Problem statement –
Please report every line from the material that contains the word "ahora".

Provided records –
++++++

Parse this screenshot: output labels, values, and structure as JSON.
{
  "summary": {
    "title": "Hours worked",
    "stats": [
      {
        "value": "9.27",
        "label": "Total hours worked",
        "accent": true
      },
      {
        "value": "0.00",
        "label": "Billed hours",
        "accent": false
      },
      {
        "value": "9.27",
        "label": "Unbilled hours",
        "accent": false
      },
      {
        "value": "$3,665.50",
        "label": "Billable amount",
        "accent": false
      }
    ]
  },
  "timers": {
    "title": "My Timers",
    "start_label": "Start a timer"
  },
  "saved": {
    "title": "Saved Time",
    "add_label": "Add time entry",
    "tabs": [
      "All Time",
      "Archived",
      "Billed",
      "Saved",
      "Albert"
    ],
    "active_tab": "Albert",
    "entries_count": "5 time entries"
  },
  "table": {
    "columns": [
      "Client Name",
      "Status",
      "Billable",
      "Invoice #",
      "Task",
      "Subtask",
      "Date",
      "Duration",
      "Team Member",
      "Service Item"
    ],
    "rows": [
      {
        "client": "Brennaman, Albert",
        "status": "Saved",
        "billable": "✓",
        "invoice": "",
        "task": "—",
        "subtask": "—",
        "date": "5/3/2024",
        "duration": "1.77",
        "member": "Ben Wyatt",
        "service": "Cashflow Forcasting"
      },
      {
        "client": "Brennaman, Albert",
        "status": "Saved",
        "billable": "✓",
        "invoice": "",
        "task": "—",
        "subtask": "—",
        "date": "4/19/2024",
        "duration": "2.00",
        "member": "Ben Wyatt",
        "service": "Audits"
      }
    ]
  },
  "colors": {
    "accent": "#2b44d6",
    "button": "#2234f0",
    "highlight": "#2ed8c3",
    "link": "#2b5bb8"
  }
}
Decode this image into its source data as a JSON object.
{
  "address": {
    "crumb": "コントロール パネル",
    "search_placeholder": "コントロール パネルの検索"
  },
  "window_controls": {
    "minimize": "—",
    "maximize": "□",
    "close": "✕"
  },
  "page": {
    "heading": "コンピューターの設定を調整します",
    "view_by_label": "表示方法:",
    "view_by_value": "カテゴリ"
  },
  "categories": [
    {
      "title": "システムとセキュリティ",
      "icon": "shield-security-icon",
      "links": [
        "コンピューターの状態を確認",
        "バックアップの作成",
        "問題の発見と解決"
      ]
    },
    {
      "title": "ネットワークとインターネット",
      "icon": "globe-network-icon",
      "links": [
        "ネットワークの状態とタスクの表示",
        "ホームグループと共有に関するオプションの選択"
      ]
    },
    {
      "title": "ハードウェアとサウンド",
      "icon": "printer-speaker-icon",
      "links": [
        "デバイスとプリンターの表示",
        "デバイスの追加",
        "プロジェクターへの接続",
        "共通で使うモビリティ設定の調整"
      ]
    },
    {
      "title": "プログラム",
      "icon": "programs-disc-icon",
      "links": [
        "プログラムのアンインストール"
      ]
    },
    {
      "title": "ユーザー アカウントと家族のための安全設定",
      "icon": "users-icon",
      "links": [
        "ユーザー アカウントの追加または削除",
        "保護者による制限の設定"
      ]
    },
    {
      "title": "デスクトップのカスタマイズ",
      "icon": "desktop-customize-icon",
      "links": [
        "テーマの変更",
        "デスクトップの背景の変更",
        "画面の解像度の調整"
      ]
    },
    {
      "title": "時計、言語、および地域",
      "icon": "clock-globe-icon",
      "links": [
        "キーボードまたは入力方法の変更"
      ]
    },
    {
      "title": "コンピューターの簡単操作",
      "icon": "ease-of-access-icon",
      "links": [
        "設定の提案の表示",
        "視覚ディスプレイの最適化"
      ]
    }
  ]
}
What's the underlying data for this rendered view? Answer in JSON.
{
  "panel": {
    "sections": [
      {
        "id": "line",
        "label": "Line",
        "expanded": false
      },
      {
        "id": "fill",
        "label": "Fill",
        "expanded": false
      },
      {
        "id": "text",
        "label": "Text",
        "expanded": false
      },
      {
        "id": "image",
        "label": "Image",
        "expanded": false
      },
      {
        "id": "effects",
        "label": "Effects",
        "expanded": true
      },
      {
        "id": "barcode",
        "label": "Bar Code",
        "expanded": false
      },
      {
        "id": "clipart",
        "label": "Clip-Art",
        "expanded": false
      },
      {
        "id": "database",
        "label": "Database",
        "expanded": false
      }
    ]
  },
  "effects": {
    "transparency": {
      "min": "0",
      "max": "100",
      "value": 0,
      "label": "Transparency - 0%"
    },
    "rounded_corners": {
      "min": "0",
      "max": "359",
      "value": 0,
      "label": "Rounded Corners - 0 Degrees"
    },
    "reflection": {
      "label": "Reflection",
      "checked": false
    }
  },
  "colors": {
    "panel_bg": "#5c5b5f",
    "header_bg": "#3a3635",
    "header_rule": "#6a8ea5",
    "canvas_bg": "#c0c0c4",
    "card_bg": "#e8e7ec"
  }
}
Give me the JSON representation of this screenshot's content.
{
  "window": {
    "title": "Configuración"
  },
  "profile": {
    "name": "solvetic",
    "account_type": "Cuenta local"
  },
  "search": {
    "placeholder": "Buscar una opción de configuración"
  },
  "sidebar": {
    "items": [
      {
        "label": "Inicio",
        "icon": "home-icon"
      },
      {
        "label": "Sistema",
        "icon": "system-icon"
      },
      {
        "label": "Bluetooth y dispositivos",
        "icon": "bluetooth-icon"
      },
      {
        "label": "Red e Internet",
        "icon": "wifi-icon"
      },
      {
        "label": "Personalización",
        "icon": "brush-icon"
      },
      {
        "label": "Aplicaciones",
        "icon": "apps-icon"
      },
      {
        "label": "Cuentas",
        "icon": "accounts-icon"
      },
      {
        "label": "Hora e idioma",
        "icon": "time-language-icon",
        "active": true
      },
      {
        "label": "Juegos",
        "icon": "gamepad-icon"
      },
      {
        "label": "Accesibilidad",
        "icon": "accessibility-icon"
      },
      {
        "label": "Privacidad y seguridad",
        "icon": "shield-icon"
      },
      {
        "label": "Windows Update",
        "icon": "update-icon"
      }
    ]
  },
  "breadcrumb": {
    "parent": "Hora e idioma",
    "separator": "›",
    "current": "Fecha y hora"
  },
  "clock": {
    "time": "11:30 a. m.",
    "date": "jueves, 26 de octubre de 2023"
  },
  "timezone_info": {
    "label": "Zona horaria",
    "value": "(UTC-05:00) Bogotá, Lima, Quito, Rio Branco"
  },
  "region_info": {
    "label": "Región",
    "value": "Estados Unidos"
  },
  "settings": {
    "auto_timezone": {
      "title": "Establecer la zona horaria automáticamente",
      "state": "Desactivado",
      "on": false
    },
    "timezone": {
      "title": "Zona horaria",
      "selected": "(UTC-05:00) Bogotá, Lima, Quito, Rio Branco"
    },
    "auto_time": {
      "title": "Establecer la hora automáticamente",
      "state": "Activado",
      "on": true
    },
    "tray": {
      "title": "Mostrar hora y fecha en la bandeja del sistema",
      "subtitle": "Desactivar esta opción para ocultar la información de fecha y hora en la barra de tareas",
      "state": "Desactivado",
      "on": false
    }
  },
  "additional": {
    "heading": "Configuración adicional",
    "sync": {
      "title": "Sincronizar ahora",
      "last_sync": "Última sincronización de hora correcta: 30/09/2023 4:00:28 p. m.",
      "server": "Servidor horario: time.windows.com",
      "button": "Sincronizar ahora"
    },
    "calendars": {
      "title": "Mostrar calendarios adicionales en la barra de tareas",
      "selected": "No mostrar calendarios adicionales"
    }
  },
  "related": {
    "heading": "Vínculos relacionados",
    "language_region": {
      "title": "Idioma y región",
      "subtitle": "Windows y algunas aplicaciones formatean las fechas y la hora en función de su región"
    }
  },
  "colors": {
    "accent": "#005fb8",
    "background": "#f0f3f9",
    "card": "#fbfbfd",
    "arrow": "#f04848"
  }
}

++++++

Full solution –
      "title": "Sincronizar ahora",
      "button": "Sincronizar ahora"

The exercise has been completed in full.